Pick up the passage on Leopardi's moral stance and aesthetics where it stops, and keep going in the same critical voice.

◆ Selected excerpt ◆
*-*-*

Though these lines may rack the emotions, Leopardi’s chosen themes, as well as the electric economy of his words, stave off sentimentality, although they reveal a deep nostalgia. Leopardi sees mankind inhabiting a lapsarian context, though without any revealed footholds with which to climb out of the morass of unhappiness that constitutes existence. His complicated moral stance, unpersuaded by traditional virtues, gives Leopardi the appearance of an anti-idealist: his harkening, on the one hand, for an ephemeral golden age is broken by an aggressive wish to reinvent the world himself—by his own rules, for his own pleasure, and for his unique achievement as a human, prefiguring in key ways Nietzsche’s Ubermensch. His aesthetic impulses, borne out both in verse and in the Zibaldone, verge always towards the sublime, girded by an immoderate quest for glory.

*-*-*

◆ Dataset entries ◆
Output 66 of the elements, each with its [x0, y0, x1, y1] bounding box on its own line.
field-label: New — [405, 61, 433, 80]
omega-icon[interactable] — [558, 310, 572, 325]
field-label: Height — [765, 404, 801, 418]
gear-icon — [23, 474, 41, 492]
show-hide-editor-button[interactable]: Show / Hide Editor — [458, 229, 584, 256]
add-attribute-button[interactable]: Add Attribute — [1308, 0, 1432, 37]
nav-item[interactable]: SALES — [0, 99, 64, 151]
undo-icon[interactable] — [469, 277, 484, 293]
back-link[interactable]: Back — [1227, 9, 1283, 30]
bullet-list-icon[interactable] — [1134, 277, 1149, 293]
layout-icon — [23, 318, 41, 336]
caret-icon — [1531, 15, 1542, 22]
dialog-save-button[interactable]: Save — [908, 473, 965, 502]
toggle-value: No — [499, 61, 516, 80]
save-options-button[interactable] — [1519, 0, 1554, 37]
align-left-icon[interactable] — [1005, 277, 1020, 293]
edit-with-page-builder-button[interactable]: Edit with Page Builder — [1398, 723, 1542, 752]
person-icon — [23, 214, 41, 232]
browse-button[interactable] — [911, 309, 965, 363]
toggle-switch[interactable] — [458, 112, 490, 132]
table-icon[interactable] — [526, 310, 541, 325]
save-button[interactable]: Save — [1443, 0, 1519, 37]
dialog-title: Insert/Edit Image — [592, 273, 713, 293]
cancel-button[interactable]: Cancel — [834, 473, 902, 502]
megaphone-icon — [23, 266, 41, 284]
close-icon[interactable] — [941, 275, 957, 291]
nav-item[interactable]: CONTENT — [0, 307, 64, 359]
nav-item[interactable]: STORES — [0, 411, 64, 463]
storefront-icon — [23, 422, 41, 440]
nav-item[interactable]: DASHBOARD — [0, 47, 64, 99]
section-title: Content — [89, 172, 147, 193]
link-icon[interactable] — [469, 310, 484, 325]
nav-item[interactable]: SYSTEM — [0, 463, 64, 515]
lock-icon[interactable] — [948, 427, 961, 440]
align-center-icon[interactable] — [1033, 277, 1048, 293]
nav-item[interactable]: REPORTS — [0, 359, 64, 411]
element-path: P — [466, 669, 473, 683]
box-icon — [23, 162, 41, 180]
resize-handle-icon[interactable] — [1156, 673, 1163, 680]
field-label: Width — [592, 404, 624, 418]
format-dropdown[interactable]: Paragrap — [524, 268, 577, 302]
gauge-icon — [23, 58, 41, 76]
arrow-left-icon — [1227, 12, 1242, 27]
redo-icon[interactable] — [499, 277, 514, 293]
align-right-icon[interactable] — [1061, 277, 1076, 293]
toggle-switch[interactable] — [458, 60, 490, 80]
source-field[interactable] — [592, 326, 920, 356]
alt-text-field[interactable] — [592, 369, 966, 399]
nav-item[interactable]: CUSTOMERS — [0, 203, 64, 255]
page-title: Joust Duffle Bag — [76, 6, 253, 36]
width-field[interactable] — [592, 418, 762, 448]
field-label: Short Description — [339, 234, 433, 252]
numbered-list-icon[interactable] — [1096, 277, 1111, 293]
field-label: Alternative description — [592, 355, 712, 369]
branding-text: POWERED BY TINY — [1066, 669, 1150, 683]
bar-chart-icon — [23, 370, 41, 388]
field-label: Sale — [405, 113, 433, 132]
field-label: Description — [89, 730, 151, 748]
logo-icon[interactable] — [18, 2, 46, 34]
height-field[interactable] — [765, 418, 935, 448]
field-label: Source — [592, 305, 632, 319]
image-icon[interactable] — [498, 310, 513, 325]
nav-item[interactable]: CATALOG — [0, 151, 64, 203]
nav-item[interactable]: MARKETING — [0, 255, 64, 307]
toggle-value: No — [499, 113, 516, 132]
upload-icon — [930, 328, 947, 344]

*-*-*

◆ Solved problem ◆
The Zibaldone is in large measure a tract on what Leopardi considered the crucial poetics of his reading life. It is a construction zone, with hard hats required, in which Leopardi rebuilds an understanding of philological meaning out of the raw materials of language, thought, and the human mind. Pages and pages of the book are devoted to scrupulously annotated grammar reviews, often in Greek, but mostly in Latin and her sumptuous daughters: Italian, Spanish, and that obstreperous northern cousin, le Français. This pedantry, which pertains largely to the usage, derivation, declension, and dissemination of certain choice words, will find itself interrupted in the text, notebook-style, as it were, with reflections on small-town squabbles, on the one hand, or the nature of laughter and the ridiculous, on the other. It’s a motley wealth that’s found in Leopardi’s observations, ever circling the braided human realities of nature and reason: our paltry reason confronting nature, the wash of nature yet overpowering our sometimes godlike, sometimes frail, reasoning. Consider how the following quotations shed light on one another. Held together in the mind, these apparently contrasting sentiments help provoke a picture of their author.

As regards philosophy:

Since everything beautiful and good in this world is pure illusion, and virtue, justice, magnanimity, etc., are pure fantasies of products of the imagination, the science [i.e. philosophy] that seeks to reveal all those truths that nature has shrouded in such profound mystery, without putting revealed truths in their place, must of necessity conclude that the only choice in this world is to be completely egoistic and always do whatever profits or pleases us most.

As regards poetry:

The aim of the epic poet… must not then be to narrate, but to describe, to move, to arouse images and emotions, to lift the mind, to warm it, to correct habits, to incite to virtue, glory, love of one’s country, to praise, criticize, kindle emulation, to exalt the virtues of his nation, his forefathers, domestic heroes, etc.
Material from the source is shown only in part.